▶ EXERCISE OBJECTIVE: Quote the records below in full, exactly as given, with the images taken out.

[Collected data entries]
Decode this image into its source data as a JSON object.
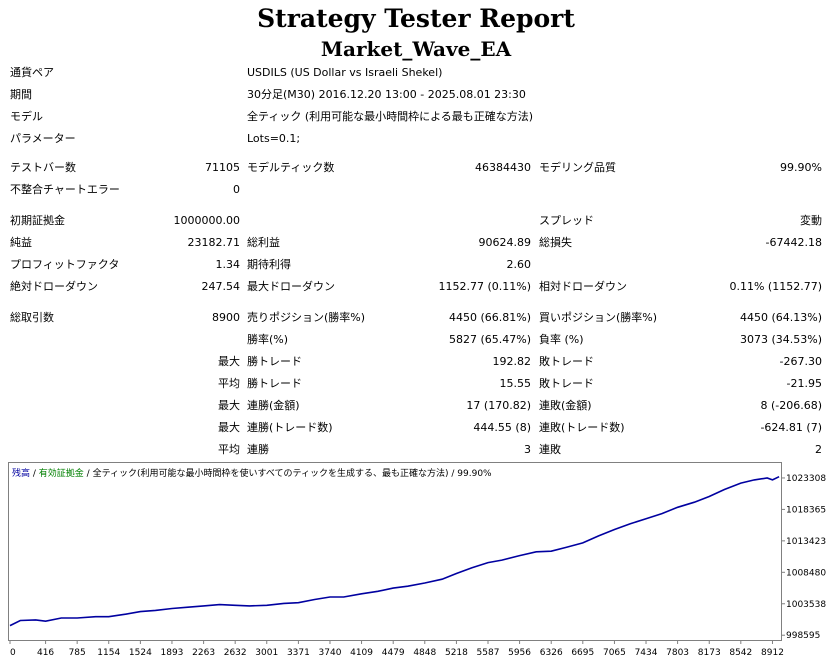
{
  "report": {
    "title": "Strategy Tester Report",
    "ea_name": "Market_Wave_EA"
  },
  "info": {
    "symbol_label": "通貨ペア",
    "symbol_value": "USDILS (US Dollar vs Israeli Shekel)",
    "period_label": "期間",
    "period_value": "30分足(M30) 2016.12.20 13:00 - 2025.08.01 23:30",
    "model_label": "モデル",
    "model_value": "全ティック (利用可能な最小時間枠による最も正確な方法)",
    "params_label": "パラメーター",
    "params_value": "Lots=0.1;"
  },
  "stats": {
    "bars_label": "テストバー数",
    "bars_value": "71105",
    "ticks_label": "モデルティック数",
    "ticks_value": "46384430",
    "quality_label": "モデリング品質",
    "quality_value": "99.90%",
    "mismatch_label": "不整合チャートエラー",
    "mismatch_value": "0",
    "deposit_label": "初期証拠金",
    "deposit_value": "1000000.00",
    "spread_label": "スプレッド",
    "spread_value": "変動",
    "net_label": "純益",
    "net_value": "23182.71",
    "gross_profit_label": "総利益",
    "gross_profit_value": "90624.89",
    "gross_loss_label": "総損失",
    "gross_loss_value": "-67442.18",
    "pf_label": "プロフィットファクタ",
    "pf_value": "1.34",
    "expected_label": "期待利得",
    "expected_value": "2.60",
    "abs_dd_label": "絶対ドローダウン",
    "abs_dd_value": "247.54",
    "max_dd_label": "最大ドローダウン",
    "max_dd_value": "1152.77 (0.11%)",
    "rel_dd_label": "相対ドローダウン",
    "rel_dd_value": "0.11% (1152.77)",
    "total_label": "総取引数",
    "total_value": "8900",
    "short_label": "売りポジション(勝率%)",
    "short_value": "4450 (66.81%)",
    "long_label": "買いポジション(勝率%)",
    "long_value": "4450 (64.13%)",
    "win_rate_label": "勝率(%)",
    "win_rate_value": "5827 (65.47%)",
    "loss_rate_label": "負率 (%)",
    "loss_rate_value": "3073 (34.53%)",
    "max_prefix": "最大",
    "avg_prefix": "平均",
    "largest_win_label": "勝トレード",
    "largest_win_value": "192.82",
    "largest_loss_label": "敗トレード",
    "largest_loss_value": "-267.30",
    "avg_win_label": "勝トレード",
    "avg_win_value": "15.55",
    "avg_loss_label": "敗トレード",
    "avg_loss_value": "-21.95",
    "max_consec_wins_money_label": "連勝(金額)",
    "max_consec_wins_money_value": "17 (170.82)",
    "max_consec_losses_money_label": "連敗(金額)",
    "max_consec_losses_money_value": "8 (-206.68)",
    "max_consec_profit_label": "連勝(トレード数)",
    "max_consec_profit_value": "444.55 (8)",
    "max_consec_loss_label": "連敗(トレード数)",
    "max_consec_loss_value": "-624.81 (7)",
    "avg_consec_wins_label": "連勝",
    "avg_consec_wins_value": "3",
    "avg_consec_losses_label": "連敗",
    "avg_consec_losses_value": "2"
  },
  "chart_data": {
    "type": "line",
    "legend": {
      "balance": "残高",
      "sep1": " / ",
      "equity": "有効証拠金",
      "sep2": " / ",
      "model": "全ティック(利用可能な最小時間枠を使いすべてのティックを生成する、最も正確な方法)",
      "sep3": " / ",
      "quality": "99.90%"
    },
    "legend_colors": {
      "balance": "#0000a0",
      "equity": "#008000",
      "text": "#000000"
    },
    "x_ticks": [
      0,
      416,
      785,
      1154,
      1524,
      1893,
      2263,
      2632,
      3001,
      3371,
      3740,
      4109,
      4479,
      4848,
      5218,
      5587,
      5956,
      6326,
      6695,
      7065,
      7434,
      7803,
      8173,
      8542,
      8912
    ],
    "y_ticks": [
      998595,
      1003538,
      1008480,
      1013423,
      1018365,
      1023308
    ],
    "xlim": [
      0,
      9000
    ],
    "ylim": [
      998000,
      1025500
    ],
    "line_color": "#0000a0",
    "series": [
      {
        "x": [
          0,
          120,
          300,
          416,
          600,
          785,
          1000,
          1154,
          1350,
          1524,
          1700,
          1893,
          2080,
          2263,
          2450,
          2632,
          2800,
          3001,
          3200,
          3371,
          3560,
          3740,
          3900,
          4109,
          4300,
          4479,
          4650,
          4848,
          5050,
          5218,
          5400,
          5587,
          5750,
          5956,
          6150,
          6326,
          6500,
          6695,
          6880,
          7065,
          7250,
          7434,
          7620,
          7803,
          8000,
          8173,
          8350,
          8542,
          8700,
          8850,
          8912,
          8990
        ],
        "y": [
          1000100,
          1000900,
          1001000,
          1000800,
          1001300,
          1001300,
          1001500,
          1001500,
          1001900,
          1002300,
          1002500,
          1002800,
          1003000,
          1003200,
          1003400,
          1003300,
          1003200,
          1003300,
          1003600,
          1003700,
          1004200,
          1004600,
          1004600,
          1005100,
          1005500,
          1006000,
          1006300,
          1006800,
          1007400,
          1008300,
          1009200,
          1010000,
          1010400,
          1011100,
          1011700,
          1011800,
          1012400,
          1013100,
          1014200,
          1015200,
          1016100,
          1016900,
          1017700,
          1018700,
          1019500,
          1020400,
          1021500,
          1022500,
          1023000,
          1023300,
          1023000,
          1023500
        ]
      }
    ]
  }
}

▶ ANSWER TO THE TASK:
Decode this image into its source data as a JSON object.
{
  "report": {
    "title": "Strategy Tester Report",
    "ea_name": "Market_Wave_EA"
  },
  "info": {
    "symbol_label": "通貨ペア",
    "symbol_value": "USDILS (US Dollar vs Israeli Shekel)",
    "period_label": "期間",
    "period_value": "30分足(M30) 2016.12.20 13:00 - 2025.08.01 23:30",
    "model_label": "モデル",
    "model_value": "全ティック (利用可能な最小時間枠による最も正確な方法)",
    "params_label": "パラメーター",
    "params_value": "Lots=0.1;"
  },
  "stats": {
    "bars_label": "テストバー数",
    "bars_value": "71105",
    "ticks_label": "モデルティック数",
    "ticks_value": "46384430",
    "quality_label": "モデリング品質",
    "quality_value": "99.90%",
    "mismatch_label": "不整合チャートエラー",
    "mismatch_value": "0",
    "deposit_label": "初期証拠金",
    "deposit_value": "1000000.00",
    "spread_label": "スプレッド",
    "spread_value": "変動",
    "net_label": "純益",
    "net_value": "23182.71",
    "gross_profit_label": "総利益",
    "gross_profit_value": "90624.89",
    "gross_loss_label": "総損失",
    "gross_loss_value": "-67442.18",
    "pf_label": "プロフィットファクタ",
    "pf_value": "1.34",
    "expected_label": "期待利得",
    "expected_value": "2.60",
    "abs_dd_label": "絶対ドローダウン",
    "abs_dd_value": "247.54",
    "max_dd_label": "最大ドローダウン",
    "max_dd_value": "1152.77 (0.11%)",
    "rel_dd_label": "相対ドローダウン",
    "rel_dd_value": "0.11% (1152.77)",
    "total_label": "総取引数",
    "total_value": "8900",
    "short_label": "売りポジション(勝率%)",
    "short_value": "4450 (66.81%)",
    "long_label": "買いポジション(勝率%)",
    "long_value": "4450 (64.13%)",
    "win_rate_label": "勝率(%)",
    "win_rate_value": "5827 (65.47%)",
    "loss_rate_label": "負率 (%)",
    "loss_rate_value": "3073 (34.53%)",
    "max_prefix": "最大",
    "avg_prefix": "平均",
    "largest_win_label": "勝トレード",
    "largest_win_value": "192.82",
    "largest_loss_label": "敗トレード",
    "largest_loss_value": "-267.30",
    "avg_win_label": "勝トレード",
    "avg_win_value": "15.55",
    "avg_loss_label": "敗トレード",
    "avg_loss_value": "-21.95",
    "max_consec_wins_money_label": "連勝(金額)",
    "max_consec_wins_money_value": "17 (170.82)",
    "max_consec_losses_money_label": "連敗(金額)",
    "max_consec_losses_money_value": "8 (-206.68)",
    "max_consec_profit_label": "連勝(トレード数)",
    "max_consec_profit_value": "444.55 (8)",
    "max_consec_loss_label": "連敗(トレード数)",
    "max_consec_loss_value": "-624.81 (7)",
    "avg_consec_wins_label": "連勝",
    "avg_consec_wins_value": "3",
    "avg_consec_losses_label": "連敗",
    "avg_consec_losses_value": "2"
  },
  "chart_data": {
    "type": "line",
    "legend": {
      "balance": "残高",
      "sep1": " / ",
      "equity": "有効証拠金",
      "sep2": " / ",
      "model": "全ティック(利用可能な最小時間枠を使いすべてのティックを生成する、最も正確な方法)",
      "sep3": " / ",
      "quality": "99.90%"
    },
    "legend_colors": {
      "balance": "#0000a0",
      "equity": "#008000",
      "text": "#000000"
    },
    "x_ticks": [
      0,
      416,
      785,
      1154,
      1524,
      1893,
      2263,
      2632,
      3001,
      3371,
      3740,
      4109,
      4479,
      4848,
      5218,
      5587,
      5956,
      6326,
      6695,
      7065,
      7434,
      7803,
      8173,
      8542,
      8912
    ],
    "y_ticks": [
      998595,
      1003538,
      1008480,
      1013423,
      1018365,
      1023308
    ],
    "xlim": [
      0,
      9000
    ],
    "ylim": [
      998000,
      1025500
    ],
    "line_color": "#0000a0",
    "series": [
      {
        "x": [
          0,
          120,
          300,
          416,
          600,
          785,
          1000,
          1154,
          1350,
          1524,
          1700,
          1893,
          2080,
          2263,
          2450,
          2632,
          2800,
          3001,
          3200,
          3371,
          3560,
          3740,
          3900,
          4109,
          4300,
          4479,
          4650,
          4848,
          5050,
          5218,
          5400,
          5587,
          5750,
          5956,
          6150,
          6326,
          6500,
          6695,
          6880,
          7065,
          7250,
          7434,
          7620,
          7803,
          8000,
          8173,
          8350,
          8542,
          8700,
          8850,
          8912,
          8990
        ],
        "y": [
          1000100,
          1000900,
          1001000,
          1000800,
          1001300,
          1001300,
          1001500,
          1001500,
          1001900,
          1002300,
          1002500,
          1002800,
          1003000,
          1003200,
          1003400,
          1003300,
          1003200,
          1003300,
          1003600,
          1003700,
          1004200,
          1004600,
          1004600,
          1005100,
          1005500,
          1006000,
          1006300,
          1006800,
          1007400,
          1008300,
          1009200,
          1010000,
          1010400,
          1011100,
          1011700,
          1011800,
          1012400,
          1013100,
          1014200,
          1015200,
          1016100,
          1016900,
          1017700,
          1018700,
          1019500,
          1020400,
          1021500,
          1022500,
          1023000,
          1023300,
          1023000,
          1023500
        ]
      }
    ]
  }
}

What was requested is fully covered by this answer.